** Problem details **
Reproduce every record below exactly as written, leaving out any pictures.

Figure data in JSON
┄┄┄┄┄┄┄┄┄┄
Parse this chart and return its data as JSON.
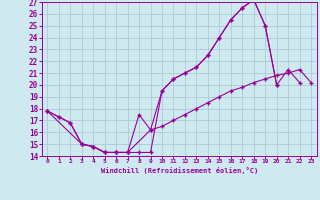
{
  "xlabel": "Windchill (Refroidissement éolien,°C)",
  "xlim": [
    -0.5,
    23.5
  ],
  "ylim": [
    14,
    27
  ],
  "xticks": [
    0,
    1,
    2,
    3,
    4,
    5,
    6,
    7,
    8,
    9,
    10,
    11,
    12,
    13,
    14,
    15,
    16,
    17,
    18,
    19,
    20,
    21,
    22,
    23
  ],
  "yticks": [
    14,
    15,
    16,
    17,
    18,
    19,
    20,
    21,
    22,
    23,
    24,
    25,
    26,
    27
  ],
  "bg_color": "#cee9f0",
  "grid_color": "#aaccd8",
  "line_color": "#990099",
  "curves": [
    {
      "x": [
        0,
        1,
        2,
        3,
        4,
        5,
        6,
        7,
        8,
        9,
        10,
        11,
        12,
        13,
        14,
        15,
        16,
        17,
        18,
        19,
        20,
        21,
        22
      ],
      "y": [
        17.8,
        17.3,
        16.8,
        15.0,
        14.8,
        14.3,
        14.3,
        14.3,
        14.3,
        14.3,
        19.5,
        20.5,
        21.0,
        21.5,
        22.5,
        24.0,
        25.5,
        26.5,
        27.2,
        25.0,
        20.0,
        21.3,
        20.2
      ]
    },
    {
      "x": [
        0,
        1,
        2,
        3,
        4,
        5,
        6,
        7,
        9,
        10,
        11,
        12,
        13,
        14,
        15,
        16,
        17,
        18,
        19,
        20
      ],
      "y": [
        17.8,
        17.3,
        16.8,
        15.0,
        14.8,
        14.3,
        14.3,
        14.3,
        16.2,
        19.5,
        20.5,
        21.0,
        21.5,
        22.5,
        24.0,
        25.5,
        26.5,
        27.2,
        25.0,
        20.0
      ]
    },
    {
      "x": [
        0,
        3,
        4,
        5,
        6,
        7,
        8,
        9,
        10,
        11,
        12,
        13,
        14,
        15,
        16,
        17,
        18,
        19,
        20,
        21,
        22,
        23
      ],
      "y": [
        17.8,
        15.0,
        14.8,
        14.3,
        14.3,
        14.3,
        17.5,
        16.2,
        16.5,
        17.0,
        17.5,
        18.0,
        18.5,
        19.0,
        19.5,
        19.8,
        20.2,
        20.5,
        20.8,
        21.0,
        21.3,
        20.2
      ]
    }
  ]
}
┄┄┄┄┄┄┄┄┄┄
** Exercise result **
Parse this chart and return its data as JSON.
{
  "xlabel": "Windchill (Refroidissement éolien,°C)",
  "xlim": [
    -0.5,
    23.5
  ],
  "ylim": [
    14,
    27
  ],
  "xticks": [
    0,
    1,
    2,
    3,
    4,
    5,
    6,
    7,
    8,
    9,
    10,
    11,
    12,
    13,
    14,
    15,
    16,
    17,
    18,
    19,
    20,
    21,
    22,
    23
  ],
  "yticks": [
    14,
    15,
    16,
    17,
    18,
    19,
    20,
    21,
    22,
    23,
    24,
    25,
    26,
    27
  ],
  "bg_color": "#cee9f0",
  "grid_color": "#aaccd8",
  "line_color": "#990099",
  "curves": [
    {
      "x": [
        0,
        1,
        2,
        3,
        4,
        5,
        6,
        7,
        8,
        9,
        10,
        11,
        12,
        13,
        14,
        15,
        16,
        17,
        18,
        19,
        20,
        21,
        22
      ],
      "y": [
        17.8,
        17.3,
        16.8,
        15.0,
        14.8,
        14.3,
        14.3,
        14.3,
        14.3,
        14.3,
        19.5,
        20.5,
        21.0,
        21.5,
        22.5,
        24.0,
        25.5,
        26.5,
        27.2,
        25.0,
        20.0,
        21.3,
        20.2
      ]
    },
    {
      "x": [
        0,
        1,
        2,
        3,
        4,
        5,
        6,
        7,
        9,
        10,
        11,
        12,
        13,
        14,
        15,
        16,
        17,
        18,
        19,
        20
      ],
      "y": [
        17.8,
        17.3,
        16.8,
        15.0,
        14.8,
        14.3,
        14.3,
        14.3,
        16.2,
        19.5,
        20.5,
        21.0,
        21.5,
        22.5,
        24.0,
        25.5,
        26.5,
        27.2,
        25.0,
        20.0
      ]
    },
    {
      "x": [
        0,
        3,
        4,
        5,
        6,
        7,
        8,
        9,
        10,
        11,
        12,
        13,
        14,
        15,
        16,
        17,
        18,
        19,
        20,
        21,
        22,
        23
      ],
      "y": [
        17.8,
        15.0,
        14.8,
        14.3,
        14.3,
        14.3,
        17.5,
        16.2,
        16.5,
        17.0,
        17.5,
        18.0,
        18.5,
        19.0,
        19.5,
        19.8,
        20.2,
        20.5,
        20.8,
        21.0,
        21.3,
        20.2
      ]
    }
  ]
}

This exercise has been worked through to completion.